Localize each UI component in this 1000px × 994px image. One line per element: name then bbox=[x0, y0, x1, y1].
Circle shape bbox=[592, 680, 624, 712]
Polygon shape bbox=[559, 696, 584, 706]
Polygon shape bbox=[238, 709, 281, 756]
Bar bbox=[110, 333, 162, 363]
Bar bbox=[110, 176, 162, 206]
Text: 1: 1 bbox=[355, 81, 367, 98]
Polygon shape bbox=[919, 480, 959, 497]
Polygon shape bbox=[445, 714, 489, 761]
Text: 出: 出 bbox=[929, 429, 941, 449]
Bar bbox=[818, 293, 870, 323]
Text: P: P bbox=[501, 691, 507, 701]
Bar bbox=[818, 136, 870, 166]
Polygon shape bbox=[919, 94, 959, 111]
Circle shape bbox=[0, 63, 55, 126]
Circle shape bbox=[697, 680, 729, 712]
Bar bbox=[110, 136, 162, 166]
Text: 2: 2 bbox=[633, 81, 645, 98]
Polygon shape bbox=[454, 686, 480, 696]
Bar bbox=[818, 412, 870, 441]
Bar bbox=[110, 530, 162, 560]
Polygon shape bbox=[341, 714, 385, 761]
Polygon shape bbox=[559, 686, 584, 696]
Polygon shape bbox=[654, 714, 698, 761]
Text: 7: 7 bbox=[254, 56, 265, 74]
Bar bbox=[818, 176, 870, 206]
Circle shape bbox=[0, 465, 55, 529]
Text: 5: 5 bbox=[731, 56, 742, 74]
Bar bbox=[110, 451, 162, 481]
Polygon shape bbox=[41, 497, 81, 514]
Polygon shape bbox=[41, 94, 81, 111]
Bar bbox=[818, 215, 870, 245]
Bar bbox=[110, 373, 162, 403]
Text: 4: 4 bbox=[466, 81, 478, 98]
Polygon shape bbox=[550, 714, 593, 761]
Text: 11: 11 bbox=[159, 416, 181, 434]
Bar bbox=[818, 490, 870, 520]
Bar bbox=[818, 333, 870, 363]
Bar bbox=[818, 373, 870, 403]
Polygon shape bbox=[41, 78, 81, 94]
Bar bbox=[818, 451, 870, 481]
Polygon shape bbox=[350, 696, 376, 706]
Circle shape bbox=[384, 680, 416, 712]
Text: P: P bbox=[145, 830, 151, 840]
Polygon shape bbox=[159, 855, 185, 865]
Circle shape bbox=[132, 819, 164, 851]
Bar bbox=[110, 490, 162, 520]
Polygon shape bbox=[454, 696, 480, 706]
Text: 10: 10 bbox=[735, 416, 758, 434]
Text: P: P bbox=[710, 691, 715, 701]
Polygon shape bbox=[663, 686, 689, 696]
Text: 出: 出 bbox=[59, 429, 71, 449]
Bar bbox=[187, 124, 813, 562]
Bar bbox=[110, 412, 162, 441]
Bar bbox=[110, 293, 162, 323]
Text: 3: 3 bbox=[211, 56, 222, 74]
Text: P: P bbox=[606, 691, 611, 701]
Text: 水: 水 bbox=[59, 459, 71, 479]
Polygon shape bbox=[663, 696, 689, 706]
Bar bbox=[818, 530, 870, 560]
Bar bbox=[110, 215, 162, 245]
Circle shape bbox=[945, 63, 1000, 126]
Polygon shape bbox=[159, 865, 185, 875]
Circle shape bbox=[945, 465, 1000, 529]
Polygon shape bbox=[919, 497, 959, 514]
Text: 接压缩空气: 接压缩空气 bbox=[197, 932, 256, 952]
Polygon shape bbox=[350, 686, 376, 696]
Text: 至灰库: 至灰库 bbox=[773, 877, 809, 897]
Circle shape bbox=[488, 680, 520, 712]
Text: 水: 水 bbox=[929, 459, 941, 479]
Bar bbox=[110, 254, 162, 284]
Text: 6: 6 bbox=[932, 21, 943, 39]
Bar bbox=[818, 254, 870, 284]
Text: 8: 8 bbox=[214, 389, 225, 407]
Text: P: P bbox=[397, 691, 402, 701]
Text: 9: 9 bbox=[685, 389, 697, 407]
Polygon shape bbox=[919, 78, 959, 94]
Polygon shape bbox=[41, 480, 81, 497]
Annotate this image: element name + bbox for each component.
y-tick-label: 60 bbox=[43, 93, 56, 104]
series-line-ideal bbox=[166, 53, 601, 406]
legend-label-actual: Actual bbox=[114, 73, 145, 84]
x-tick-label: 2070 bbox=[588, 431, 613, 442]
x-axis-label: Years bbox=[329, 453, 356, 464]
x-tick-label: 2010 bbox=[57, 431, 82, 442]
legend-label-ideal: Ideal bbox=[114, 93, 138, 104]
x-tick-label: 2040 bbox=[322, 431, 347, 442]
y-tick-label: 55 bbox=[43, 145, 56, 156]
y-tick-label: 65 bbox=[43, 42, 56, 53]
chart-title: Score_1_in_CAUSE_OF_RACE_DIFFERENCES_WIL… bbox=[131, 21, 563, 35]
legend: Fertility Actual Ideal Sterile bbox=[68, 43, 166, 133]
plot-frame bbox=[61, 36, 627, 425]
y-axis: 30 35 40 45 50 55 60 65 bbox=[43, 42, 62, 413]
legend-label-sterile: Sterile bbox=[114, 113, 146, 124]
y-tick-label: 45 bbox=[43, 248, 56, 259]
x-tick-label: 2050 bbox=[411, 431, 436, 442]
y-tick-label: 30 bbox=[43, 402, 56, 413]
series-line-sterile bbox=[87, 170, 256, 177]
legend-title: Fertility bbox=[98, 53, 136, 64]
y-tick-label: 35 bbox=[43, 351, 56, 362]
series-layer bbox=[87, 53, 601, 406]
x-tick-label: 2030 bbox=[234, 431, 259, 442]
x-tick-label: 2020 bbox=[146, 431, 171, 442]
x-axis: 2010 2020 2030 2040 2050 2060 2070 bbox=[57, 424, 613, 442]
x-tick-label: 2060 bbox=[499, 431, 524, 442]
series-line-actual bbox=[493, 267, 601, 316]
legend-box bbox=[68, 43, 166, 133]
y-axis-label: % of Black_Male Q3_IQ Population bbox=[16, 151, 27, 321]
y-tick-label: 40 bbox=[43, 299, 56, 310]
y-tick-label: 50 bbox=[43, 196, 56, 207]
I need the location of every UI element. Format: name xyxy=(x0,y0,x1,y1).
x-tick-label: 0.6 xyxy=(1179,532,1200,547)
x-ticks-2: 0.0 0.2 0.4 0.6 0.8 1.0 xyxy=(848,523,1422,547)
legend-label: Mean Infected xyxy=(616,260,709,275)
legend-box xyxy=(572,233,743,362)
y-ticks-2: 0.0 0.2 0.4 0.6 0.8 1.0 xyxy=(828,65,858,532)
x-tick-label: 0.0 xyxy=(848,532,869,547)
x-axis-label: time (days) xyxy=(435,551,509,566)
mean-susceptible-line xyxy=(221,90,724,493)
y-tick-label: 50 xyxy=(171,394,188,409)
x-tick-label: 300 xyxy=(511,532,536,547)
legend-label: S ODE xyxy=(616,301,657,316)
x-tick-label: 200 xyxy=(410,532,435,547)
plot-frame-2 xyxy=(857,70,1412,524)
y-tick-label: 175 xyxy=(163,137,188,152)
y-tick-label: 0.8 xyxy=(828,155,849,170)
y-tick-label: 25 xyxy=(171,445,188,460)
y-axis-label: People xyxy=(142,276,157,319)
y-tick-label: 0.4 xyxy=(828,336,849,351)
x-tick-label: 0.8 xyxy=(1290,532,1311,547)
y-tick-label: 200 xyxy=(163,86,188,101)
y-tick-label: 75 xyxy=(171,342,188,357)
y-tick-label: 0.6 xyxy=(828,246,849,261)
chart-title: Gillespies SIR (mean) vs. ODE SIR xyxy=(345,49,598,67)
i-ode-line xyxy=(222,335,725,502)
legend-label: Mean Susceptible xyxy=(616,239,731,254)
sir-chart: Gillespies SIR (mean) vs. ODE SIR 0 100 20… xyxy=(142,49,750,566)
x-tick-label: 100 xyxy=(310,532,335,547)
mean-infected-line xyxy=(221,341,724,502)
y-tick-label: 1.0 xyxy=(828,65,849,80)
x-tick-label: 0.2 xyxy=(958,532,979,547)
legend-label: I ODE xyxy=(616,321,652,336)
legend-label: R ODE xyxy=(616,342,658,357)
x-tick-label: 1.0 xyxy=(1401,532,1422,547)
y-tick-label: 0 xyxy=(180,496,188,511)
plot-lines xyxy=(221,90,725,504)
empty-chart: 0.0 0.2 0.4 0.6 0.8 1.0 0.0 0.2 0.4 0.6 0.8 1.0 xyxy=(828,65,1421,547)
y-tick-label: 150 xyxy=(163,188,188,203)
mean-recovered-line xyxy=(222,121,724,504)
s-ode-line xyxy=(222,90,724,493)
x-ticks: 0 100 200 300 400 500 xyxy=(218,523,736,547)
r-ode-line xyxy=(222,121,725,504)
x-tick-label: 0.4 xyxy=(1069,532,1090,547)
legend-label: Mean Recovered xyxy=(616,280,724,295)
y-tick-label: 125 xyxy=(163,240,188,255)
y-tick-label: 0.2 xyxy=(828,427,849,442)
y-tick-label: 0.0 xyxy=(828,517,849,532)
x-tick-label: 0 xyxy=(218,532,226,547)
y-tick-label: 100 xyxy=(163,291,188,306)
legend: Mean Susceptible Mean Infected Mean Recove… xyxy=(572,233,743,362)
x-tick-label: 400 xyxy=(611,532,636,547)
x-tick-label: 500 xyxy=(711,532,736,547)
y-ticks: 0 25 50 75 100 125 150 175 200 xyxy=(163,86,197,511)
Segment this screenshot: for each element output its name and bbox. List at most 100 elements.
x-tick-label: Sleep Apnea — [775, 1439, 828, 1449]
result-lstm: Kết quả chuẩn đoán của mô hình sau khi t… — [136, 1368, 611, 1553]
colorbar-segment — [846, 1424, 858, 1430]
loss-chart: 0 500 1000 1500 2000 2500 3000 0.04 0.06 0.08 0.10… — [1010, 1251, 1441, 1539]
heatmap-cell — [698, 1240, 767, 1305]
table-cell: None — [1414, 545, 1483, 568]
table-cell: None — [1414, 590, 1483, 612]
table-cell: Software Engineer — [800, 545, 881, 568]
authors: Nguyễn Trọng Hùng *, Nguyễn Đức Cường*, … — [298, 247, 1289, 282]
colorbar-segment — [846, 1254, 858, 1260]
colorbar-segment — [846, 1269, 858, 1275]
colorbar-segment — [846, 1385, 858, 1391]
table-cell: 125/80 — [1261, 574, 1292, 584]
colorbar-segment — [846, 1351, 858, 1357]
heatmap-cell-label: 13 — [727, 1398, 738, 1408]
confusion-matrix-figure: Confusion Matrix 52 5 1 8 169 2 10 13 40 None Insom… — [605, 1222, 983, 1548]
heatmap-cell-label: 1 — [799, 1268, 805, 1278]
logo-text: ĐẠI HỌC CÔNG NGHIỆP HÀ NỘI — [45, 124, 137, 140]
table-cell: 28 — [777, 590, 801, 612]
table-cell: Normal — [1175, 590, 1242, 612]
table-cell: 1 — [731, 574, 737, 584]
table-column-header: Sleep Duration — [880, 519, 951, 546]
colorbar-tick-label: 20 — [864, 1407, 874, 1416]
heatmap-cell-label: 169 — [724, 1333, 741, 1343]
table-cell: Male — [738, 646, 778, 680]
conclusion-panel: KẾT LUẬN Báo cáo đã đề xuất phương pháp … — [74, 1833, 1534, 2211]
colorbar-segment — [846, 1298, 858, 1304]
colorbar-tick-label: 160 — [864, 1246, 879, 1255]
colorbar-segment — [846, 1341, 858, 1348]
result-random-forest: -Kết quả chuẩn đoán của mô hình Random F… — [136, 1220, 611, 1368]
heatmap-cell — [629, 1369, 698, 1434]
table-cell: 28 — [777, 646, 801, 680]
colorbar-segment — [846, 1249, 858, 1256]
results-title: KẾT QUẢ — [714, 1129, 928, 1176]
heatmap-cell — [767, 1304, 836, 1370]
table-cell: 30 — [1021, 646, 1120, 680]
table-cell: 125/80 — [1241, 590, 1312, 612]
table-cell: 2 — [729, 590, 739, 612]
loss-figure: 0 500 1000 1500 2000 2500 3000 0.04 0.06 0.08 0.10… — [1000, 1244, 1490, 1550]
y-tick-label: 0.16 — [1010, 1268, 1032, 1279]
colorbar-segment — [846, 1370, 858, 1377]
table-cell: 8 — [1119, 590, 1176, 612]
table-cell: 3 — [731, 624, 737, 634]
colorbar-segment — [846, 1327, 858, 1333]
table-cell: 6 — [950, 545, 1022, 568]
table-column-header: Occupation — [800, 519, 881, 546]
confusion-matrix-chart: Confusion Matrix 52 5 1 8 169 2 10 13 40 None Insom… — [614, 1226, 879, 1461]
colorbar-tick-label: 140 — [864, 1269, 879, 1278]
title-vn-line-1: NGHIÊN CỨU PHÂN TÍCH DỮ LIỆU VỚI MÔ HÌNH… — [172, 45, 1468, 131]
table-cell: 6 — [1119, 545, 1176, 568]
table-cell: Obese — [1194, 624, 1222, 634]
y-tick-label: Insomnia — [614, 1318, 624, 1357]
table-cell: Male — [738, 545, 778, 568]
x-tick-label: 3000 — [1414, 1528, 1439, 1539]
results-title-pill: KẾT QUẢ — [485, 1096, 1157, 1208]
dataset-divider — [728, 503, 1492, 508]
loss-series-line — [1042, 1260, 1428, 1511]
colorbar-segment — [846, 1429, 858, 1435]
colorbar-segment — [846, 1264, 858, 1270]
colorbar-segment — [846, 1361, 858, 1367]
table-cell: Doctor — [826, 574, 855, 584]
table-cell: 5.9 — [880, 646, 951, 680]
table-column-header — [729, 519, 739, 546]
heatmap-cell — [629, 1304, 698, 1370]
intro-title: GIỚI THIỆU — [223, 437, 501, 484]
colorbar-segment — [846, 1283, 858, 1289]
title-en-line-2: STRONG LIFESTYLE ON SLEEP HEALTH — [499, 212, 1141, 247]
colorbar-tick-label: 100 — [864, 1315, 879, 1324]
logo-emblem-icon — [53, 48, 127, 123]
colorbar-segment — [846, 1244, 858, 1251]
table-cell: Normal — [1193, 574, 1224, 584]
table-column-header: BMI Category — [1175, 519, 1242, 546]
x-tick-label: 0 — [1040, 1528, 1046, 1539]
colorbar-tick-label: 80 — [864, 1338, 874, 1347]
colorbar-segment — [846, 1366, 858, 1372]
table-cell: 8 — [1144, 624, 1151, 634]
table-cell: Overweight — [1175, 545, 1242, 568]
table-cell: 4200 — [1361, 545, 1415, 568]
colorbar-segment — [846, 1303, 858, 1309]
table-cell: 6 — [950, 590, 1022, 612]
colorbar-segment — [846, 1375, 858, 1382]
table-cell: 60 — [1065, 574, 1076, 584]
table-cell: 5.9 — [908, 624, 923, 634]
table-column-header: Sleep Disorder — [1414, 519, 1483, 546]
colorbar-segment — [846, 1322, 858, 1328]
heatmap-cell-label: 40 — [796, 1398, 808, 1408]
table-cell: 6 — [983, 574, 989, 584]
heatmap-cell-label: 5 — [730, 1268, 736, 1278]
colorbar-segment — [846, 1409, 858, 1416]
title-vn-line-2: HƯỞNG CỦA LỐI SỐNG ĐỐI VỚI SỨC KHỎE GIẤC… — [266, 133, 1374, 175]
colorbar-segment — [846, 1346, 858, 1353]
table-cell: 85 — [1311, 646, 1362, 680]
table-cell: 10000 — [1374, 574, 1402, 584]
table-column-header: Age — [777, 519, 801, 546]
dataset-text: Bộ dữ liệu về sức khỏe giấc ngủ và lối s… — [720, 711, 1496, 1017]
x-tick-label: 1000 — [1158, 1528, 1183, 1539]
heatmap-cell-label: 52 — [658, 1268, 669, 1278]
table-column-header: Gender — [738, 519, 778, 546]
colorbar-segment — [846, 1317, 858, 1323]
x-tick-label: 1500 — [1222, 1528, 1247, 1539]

**Task prompt:** Reproduce the listing from its first line through the line containing "Text: 1: 1 bbox=[355, 81, 367, 98]", inclusive, substituting "Rectangle" for every "Bar" and leaving all else unchanged.

**Exercise answer:**
Localize each UI component in this 1000px × 994px image. One line per element: name then bbox=[x0, y0, x1, y1].
Circle shape bbox=[592, 680, 624, 712]
Polygon shape bbox=[559, 696, 584, 706]
Polygon shape bbox=[238, 709, 281, 756]
Rectangle bbox=[110, 333, 162, 363]
Rectangle bbox=[110, 176, 162, 206]
Text: 1: 1 bbox=[355, 81, 367, 98]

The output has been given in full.